### Goal:
Give every line from the entries that contains "tipo".

### Material to process:
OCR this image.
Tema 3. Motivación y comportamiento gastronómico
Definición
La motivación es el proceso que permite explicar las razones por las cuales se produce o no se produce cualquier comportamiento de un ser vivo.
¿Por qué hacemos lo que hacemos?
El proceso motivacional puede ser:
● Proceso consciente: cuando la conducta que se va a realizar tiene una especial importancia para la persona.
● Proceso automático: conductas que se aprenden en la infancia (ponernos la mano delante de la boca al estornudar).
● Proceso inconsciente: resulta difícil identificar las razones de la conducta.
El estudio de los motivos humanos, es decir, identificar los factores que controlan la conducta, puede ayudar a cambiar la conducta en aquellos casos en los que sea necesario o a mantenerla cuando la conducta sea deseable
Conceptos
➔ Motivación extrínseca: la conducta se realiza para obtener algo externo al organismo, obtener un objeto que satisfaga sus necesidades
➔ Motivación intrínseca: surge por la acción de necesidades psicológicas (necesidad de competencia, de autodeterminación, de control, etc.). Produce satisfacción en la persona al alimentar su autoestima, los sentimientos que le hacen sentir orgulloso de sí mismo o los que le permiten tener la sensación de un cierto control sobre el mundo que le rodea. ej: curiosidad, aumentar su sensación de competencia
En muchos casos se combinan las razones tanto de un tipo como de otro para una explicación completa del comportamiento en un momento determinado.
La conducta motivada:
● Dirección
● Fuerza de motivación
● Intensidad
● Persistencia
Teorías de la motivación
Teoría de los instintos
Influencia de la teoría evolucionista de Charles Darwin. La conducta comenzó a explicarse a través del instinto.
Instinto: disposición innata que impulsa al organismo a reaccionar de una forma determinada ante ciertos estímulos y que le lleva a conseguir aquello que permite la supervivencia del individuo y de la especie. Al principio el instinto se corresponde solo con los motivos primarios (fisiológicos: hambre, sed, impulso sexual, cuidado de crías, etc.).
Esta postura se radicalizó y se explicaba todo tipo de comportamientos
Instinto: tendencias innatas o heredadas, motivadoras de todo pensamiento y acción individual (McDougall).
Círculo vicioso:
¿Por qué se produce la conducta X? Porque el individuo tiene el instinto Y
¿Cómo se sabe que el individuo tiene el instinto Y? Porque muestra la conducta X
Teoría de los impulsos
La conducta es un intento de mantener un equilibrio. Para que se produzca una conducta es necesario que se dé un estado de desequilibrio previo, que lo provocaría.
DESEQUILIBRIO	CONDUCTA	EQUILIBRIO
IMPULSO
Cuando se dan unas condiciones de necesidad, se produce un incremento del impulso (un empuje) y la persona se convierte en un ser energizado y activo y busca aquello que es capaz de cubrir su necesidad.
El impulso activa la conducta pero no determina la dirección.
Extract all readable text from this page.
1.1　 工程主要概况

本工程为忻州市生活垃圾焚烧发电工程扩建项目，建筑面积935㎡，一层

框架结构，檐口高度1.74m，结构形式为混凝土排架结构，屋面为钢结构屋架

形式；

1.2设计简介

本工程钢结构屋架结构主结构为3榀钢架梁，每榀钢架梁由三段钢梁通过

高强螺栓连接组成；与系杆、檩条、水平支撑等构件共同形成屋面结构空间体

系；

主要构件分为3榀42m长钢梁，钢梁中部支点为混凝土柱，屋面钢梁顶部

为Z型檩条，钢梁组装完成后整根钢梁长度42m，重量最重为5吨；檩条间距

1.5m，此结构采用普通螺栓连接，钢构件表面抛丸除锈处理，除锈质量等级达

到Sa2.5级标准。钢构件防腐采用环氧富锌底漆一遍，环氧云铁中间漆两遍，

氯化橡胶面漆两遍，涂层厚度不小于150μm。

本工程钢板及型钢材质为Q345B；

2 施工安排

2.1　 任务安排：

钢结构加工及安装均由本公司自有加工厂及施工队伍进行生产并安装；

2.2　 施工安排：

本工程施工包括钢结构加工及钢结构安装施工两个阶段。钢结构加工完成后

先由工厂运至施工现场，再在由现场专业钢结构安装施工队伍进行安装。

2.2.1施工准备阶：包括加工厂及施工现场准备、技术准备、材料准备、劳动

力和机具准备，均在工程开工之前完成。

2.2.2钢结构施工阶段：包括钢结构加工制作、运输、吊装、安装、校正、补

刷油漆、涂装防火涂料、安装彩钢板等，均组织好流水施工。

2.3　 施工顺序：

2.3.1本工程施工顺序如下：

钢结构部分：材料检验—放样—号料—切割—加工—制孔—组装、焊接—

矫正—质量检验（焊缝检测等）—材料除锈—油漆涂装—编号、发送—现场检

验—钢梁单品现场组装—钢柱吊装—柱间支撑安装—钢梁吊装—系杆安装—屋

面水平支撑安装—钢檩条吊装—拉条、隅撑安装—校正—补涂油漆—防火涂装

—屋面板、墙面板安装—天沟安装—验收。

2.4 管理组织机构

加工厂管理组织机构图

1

### Exercise solution:
En muchos casos se combinan las razones tanto de un tipo como de otro para una explicación completa del comportamiento en un momento determinado.
Esta postura se radicalizó y se explicaba todo tipo de comportamientos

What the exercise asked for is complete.